* CHALLENGE *
Reproduce the material in full, exactly as written.

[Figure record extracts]
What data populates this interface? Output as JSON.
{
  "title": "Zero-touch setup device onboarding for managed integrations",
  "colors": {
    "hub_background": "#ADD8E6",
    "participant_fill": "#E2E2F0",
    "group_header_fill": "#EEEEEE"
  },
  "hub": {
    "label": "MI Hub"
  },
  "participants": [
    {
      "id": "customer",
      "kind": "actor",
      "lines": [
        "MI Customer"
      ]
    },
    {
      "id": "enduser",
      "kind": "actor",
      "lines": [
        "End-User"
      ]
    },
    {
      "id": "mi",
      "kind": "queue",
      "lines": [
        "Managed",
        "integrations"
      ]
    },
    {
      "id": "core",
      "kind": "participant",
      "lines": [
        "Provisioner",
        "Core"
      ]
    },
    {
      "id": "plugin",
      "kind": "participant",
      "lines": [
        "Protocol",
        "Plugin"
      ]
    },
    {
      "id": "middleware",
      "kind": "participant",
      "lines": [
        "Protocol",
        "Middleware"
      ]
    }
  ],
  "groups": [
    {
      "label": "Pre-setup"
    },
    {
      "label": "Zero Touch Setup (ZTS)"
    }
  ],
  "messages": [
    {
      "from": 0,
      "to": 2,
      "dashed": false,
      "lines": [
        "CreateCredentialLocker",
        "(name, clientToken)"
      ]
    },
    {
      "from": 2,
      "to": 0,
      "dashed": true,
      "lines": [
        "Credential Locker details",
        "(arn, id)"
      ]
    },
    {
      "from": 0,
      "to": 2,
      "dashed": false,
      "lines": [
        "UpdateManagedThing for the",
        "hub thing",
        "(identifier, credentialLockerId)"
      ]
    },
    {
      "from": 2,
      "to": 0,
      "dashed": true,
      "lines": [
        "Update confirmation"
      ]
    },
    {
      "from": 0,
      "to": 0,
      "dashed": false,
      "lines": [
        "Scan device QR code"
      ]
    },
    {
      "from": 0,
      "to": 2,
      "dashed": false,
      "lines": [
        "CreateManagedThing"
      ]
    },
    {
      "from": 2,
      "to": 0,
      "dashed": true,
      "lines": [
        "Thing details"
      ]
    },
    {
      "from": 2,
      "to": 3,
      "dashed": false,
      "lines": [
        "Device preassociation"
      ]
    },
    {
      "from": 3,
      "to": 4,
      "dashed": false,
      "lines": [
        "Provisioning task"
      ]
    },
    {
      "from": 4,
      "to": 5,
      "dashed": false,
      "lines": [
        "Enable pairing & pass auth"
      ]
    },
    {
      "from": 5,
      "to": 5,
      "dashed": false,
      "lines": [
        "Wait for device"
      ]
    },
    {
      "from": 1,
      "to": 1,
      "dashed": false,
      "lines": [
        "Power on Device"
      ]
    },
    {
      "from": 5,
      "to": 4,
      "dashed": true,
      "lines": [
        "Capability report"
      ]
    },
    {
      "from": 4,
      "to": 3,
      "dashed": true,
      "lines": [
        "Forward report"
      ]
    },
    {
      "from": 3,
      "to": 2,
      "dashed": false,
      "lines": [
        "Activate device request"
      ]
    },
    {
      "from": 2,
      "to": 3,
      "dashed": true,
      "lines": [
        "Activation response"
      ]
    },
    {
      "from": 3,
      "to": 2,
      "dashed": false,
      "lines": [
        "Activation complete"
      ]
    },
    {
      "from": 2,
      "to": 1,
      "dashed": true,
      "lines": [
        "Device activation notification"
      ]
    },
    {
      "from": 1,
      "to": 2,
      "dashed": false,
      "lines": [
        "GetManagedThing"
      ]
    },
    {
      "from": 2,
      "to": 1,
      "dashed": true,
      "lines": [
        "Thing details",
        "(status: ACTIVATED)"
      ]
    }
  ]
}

* RESPONSE BELOW *
What data populates this interface? Output as JSON.
{
  "title": "Zero-touch setup device onboarding for managed integrations",
  "colors": {
    "hub_background": "#ADD8E6",
    "participant_fill": "#E2E2F0",
    "group_header_fill": "#EEEEEE"
  },
  "hub": {
    "label": "MI Hub"
  },
  "participants": [
    {
      "id": "customer",
      "kind": "actor",
      "lines": [
        "MI Customer"
      ]
    },
    {
      "id": "enduser",
      "kind": "actor",
      "lines": [
        "End-User"
      ]
    },
    {
      "id": "mi",
      "kind": "queue",
      "lines": [
        "Managed",
        "integrations"
      ]
    },
    {
      "id": "core",
      "kind": "participant",
      "lines": [
        "Provisioner",
        "Core"
      ]
    },
    {
      "id": "plugin",
      "kind": "participant",
      "lines": [
        "Protocol",
        "Plugin"
      ]
    },
    {
      "id": "middleware",
      "kind": "participant",
      "lines": [
        "Protocol",
        "Middleware"
      ]
    }
  ],
  "groups": [
    {
      "label": "Pre-setup"
    },
    {
      "label": "Zero Touch Setup (ZTS)"
    }
  ],
  "messages": [
    {
      "from": 0,
      "to": 2,
      "dashed": false,
      "lines": [
        "CreateCredentialLocker",
        "(name, clientToken)"
      ]
    },
    {
      "from": 2,
      "to": 0,
      "dashed": true,
      "lines": [
        "Credential Locker details",
        "(arn, id)"
      ]
    },
    {
      "from": 0,
      "to": 2,
      "dashed": false,
      "lines": [
        "UpdateManagedThing for the",
        "hub thing",
        "(identifier, credentialLockerId)"
      ]
    },
    {
      "from": 2,
      "to": 0,
      "dashed": true,
      "lines": [
        "Update confirmation"
      ]
    },
    {
      "from": 0,
      "to": 0,
      "dashed": false,
      "lines": [
        "Scan device QR code"
      ]
    },
    {
      "from": 0,
      "to": 2,
      "dashed": false,
      "lines": [
        "CreateManagedThing"
      ]
    },
    {
      "from": 2,
      "to": 0,
      "dashed": true,
      "lines": [
        "Thing details"
      ]
    },
    {
      "from": 2,
      "to": 3,
      "dashed": false,
      "lines": [
        "Device preassociation"
      ]
    },
    {
      "from": 3,
      "to": 4,
      "dashed": false,
      "lines": [
        "Provisioning task"
      ]
    },
    {
      "from": 4,
      "to": 5,
      "dashed": false,
      "lines": [
        "Enable pairing & pass auth"
      ]
    },
    {
      "from": 5,
      "to": 5,
      "dashed": false,
      "lines": [
        "Wait for device"
      ]
    },
    {
      "from": 1,
      "to": 1,
      "dashed": false,
      "lines": [
        "Power on Device"
      ]
    },
    {
      "from": 5,
      "to": 4,
      "dashed": true,
      "lines": [
        "Capability report"
      ]
    },
    {
      "from": 4,
      "to": 3,
      "dashed": true,
      "lines": [
        "Forward report"
      ]
    },
    {
      "from": 3,
      "to": 2,
      "dashed": false,
      "lines": [
        "Activate device request"
      ]
    },
    {
      "from": 2,
      "to": 3,
      "dashed": true,
      "lines": [
        "Activation response"
      ]
    },
    {
      "from": 3,
      "to": 2,
      "dashed": false,
      "lines": [
        "Activation complete"
      ]
    },
    {
      "from": 2,
      "to": 1,
      "dashed": true,
      "lines": [
        "Device activation notification"
      ]
    },
    {
      "from": 1,
      "to": 2,
      "dashed": false,
      "lines": [
        "GetManagedThing"
      ]
    },
    {
      "from": 2,
      "to": 1,
      "dashed": true,
      "lines": [
        "Thing details",
        "(status: ACTIVATED)"
      ]
    }
  ]
}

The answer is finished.